## Task objective
Extract all lines in the data that contain the word "Sandrine".

[BEGIN Recorded data]

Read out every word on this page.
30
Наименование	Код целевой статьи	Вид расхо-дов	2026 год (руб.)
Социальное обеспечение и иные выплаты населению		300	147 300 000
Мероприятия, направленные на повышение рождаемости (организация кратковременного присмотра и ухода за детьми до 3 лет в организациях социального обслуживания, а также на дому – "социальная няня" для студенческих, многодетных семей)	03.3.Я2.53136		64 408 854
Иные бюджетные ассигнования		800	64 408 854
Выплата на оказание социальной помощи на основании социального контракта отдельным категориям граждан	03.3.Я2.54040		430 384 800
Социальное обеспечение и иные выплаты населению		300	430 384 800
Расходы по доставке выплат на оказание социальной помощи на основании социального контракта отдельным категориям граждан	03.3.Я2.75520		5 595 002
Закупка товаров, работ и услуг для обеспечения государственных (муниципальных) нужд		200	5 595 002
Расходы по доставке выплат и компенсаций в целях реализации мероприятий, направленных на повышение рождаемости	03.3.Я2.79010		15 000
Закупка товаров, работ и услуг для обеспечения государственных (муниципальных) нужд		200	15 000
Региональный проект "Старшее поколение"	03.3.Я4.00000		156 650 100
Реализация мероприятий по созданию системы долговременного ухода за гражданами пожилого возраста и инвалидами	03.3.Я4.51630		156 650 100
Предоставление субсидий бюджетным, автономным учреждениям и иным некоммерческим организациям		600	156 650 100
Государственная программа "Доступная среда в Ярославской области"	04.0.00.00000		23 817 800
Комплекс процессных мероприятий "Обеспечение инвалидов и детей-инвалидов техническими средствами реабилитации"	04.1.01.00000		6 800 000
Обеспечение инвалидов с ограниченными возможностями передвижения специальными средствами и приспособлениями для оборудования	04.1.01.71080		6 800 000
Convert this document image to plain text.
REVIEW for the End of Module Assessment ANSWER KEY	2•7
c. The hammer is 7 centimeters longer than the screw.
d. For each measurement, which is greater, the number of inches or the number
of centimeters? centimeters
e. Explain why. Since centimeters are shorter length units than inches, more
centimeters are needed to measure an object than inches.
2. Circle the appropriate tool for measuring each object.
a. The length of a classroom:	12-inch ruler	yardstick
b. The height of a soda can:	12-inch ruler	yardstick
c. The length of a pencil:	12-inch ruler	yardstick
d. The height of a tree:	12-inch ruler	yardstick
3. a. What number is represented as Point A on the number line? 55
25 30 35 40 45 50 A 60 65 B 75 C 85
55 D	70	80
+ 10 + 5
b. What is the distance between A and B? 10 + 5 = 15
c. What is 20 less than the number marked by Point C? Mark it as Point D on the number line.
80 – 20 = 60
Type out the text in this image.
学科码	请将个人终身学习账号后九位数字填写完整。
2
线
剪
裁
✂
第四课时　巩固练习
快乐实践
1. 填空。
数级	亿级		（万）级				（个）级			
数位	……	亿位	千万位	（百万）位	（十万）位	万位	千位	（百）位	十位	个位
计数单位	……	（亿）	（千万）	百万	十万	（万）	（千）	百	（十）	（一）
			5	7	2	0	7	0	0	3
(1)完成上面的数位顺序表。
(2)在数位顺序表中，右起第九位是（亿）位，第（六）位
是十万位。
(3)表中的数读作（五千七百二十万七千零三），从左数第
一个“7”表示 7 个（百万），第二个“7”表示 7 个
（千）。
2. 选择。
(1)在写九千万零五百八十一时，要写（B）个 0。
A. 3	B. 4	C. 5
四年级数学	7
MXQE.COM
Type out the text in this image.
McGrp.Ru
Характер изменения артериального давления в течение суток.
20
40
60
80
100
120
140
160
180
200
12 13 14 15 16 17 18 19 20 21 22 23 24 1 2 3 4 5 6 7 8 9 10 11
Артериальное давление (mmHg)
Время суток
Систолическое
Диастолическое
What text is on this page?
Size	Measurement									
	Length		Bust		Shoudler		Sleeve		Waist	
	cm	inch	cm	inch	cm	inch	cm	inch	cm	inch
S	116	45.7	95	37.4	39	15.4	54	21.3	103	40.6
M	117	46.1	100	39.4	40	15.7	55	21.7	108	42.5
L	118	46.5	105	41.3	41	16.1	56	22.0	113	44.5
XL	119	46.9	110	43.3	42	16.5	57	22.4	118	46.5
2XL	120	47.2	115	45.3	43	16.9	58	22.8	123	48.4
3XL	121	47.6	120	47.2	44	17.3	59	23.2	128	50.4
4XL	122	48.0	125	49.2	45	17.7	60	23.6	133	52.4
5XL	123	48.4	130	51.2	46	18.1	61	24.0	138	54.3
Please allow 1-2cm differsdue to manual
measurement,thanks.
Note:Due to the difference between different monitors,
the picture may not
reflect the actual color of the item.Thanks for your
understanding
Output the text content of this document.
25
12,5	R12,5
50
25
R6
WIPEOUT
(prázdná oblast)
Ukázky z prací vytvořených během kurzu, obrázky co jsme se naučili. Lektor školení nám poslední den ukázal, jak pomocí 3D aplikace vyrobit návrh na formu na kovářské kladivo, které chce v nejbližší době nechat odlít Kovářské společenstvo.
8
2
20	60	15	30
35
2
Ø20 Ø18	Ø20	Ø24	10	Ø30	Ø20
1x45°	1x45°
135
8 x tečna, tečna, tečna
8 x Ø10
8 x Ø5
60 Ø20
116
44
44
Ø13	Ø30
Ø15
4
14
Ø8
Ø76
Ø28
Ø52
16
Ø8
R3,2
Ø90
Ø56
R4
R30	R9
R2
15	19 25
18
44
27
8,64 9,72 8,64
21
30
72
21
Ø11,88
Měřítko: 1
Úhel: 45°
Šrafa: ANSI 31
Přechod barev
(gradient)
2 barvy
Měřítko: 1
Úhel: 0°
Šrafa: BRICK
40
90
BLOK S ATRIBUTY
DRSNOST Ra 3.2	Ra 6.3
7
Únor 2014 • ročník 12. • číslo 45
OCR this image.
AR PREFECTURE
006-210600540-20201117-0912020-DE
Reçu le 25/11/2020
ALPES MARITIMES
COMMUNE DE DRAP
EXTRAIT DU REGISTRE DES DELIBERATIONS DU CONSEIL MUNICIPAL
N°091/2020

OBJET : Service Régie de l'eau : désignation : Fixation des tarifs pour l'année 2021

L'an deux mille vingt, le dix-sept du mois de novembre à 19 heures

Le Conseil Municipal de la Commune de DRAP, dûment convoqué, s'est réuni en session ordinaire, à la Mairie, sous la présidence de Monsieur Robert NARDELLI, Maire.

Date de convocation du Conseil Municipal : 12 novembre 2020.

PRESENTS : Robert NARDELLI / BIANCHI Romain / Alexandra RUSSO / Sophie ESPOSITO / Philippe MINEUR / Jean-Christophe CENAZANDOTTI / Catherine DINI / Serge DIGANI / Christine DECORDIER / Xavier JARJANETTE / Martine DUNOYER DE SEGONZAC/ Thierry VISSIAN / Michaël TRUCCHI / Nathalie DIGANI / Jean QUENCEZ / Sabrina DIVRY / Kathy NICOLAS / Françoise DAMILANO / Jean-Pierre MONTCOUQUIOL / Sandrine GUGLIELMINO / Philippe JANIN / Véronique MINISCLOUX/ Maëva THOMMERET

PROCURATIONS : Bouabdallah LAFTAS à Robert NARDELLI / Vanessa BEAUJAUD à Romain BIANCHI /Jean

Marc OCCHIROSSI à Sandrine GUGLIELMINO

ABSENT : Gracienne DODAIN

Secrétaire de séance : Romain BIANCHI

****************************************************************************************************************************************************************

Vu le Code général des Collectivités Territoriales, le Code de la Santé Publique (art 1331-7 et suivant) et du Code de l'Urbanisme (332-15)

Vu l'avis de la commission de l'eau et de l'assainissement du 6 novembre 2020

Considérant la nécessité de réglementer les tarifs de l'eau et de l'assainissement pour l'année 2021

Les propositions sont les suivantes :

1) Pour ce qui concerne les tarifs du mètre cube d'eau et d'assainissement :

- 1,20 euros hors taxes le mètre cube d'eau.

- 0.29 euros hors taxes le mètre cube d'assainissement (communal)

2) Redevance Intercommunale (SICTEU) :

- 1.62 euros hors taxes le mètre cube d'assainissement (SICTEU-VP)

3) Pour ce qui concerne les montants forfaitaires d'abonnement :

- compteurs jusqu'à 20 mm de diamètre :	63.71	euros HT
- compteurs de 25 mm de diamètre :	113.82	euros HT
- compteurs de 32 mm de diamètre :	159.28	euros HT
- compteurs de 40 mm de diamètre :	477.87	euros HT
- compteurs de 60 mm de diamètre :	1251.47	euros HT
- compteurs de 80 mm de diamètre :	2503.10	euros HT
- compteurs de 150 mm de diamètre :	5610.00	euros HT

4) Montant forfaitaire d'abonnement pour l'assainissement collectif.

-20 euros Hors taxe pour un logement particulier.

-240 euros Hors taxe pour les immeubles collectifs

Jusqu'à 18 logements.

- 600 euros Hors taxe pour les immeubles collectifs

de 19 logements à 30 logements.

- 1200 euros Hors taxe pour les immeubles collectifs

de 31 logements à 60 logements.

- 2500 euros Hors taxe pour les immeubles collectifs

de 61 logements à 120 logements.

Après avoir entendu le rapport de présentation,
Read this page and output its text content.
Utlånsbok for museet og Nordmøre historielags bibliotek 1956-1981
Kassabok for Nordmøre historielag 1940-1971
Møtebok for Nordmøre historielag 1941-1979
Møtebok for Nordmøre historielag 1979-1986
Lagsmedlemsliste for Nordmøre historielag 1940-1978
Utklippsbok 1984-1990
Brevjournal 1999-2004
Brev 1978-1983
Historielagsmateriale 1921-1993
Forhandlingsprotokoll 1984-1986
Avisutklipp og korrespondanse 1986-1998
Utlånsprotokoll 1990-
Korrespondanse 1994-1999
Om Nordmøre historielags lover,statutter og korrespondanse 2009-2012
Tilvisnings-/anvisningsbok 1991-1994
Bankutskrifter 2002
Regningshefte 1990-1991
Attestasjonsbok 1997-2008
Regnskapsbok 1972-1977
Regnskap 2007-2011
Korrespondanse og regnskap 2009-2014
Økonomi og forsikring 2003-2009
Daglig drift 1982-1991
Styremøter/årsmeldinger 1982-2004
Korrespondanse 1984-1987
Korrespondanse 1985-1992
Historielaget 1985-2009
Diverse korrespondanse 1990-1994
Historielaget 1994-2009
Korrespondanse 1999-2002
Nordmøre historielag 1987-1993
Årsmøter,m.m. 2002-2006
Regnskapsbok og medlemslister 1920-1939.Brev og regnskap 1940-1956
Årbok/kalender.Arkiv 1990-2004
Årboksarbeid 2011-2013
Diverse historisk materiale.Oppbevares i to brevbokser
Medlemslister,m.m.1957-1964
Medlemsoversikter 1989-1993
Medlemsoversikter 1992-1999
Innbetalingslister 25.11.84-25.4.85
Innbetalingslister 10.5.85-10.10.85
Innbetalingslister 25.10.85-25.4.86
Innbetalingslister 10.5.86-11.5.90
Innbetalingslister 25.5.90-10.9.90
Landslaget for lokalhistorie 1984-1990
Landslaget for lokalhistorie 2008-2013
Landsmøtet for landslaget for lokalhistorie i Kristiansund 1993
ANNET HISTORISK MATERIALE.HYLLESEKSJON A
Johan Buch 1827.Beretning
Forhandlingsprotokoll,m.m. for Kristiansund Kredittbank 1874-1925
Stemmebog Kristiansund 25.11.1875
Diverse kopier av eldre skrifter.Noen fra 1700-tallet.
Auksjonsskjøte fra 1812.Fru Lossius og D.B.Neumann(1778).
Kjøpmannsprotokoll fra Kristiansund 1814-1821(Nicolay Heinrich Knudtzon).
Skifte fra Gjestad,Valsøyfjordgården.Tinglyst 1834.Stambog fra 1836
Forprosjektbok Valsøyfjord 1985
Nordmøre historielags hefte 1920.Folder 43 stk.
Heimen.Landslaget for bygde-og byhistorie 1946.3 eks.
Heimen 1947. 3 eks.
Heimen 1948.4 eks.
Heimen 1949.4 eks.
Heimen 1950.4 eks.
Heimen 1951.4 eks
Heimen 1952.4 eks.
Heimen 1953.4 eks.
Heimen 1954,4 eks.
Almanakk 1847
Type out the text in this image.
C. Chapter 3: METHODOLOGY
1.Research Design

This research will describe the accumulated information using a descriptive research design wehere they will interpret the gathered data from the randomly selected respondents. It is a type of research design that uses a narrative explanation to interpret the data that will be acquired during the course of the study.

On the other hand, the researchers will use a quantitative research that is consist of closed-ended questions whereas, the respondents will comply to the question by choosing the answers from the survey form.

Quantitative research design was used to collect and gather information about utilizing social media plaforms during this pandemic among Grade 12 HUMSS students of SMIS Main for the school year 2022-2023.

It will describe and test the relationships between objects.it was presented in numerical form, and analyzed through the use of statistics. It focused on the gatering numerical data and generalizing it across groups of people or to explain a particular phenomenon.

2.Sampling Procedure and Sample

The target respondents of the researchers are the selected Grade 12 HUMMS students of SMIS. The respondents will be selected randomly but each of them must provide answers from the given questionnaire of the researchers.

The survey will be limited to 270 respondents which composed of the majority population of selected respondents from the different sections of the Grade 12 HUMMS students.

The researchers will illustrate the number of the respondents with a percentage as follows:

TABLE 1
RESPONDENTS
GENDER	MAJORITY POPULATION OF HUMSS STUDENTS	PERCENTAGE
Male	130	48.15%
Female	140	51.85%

[END Recorded data]

## Solved exercise
PRESENTS : Robert NARDELLI / BIANCHI Romain / Alexandra RUSSO / Sophie ESPOSITO / Philippe MINEUR / Jean-Christophe CENAZANDOTTI / Catherine DINI / Serge DIGANI / Christine DECORDIER / Xavier JARJANETTE / Martine DUNOYER DE SEGONZAC/ Thierry VISSIAN / Michaël TRUCCHI / Nathalie DIGANI / Jean QUENCEZ / Sabrina DIVRY / Kathy NICOLAS / Françoise DAMILANO / Jean-Pierre MONTCOUQUIOL / Sandrine GUGLIELMINO / Philippe JANIN / Véronique MINISCLOUX/ Maëva THOMMERET
Marc OCCHIROSSI à Sandrine GUGLIELMINO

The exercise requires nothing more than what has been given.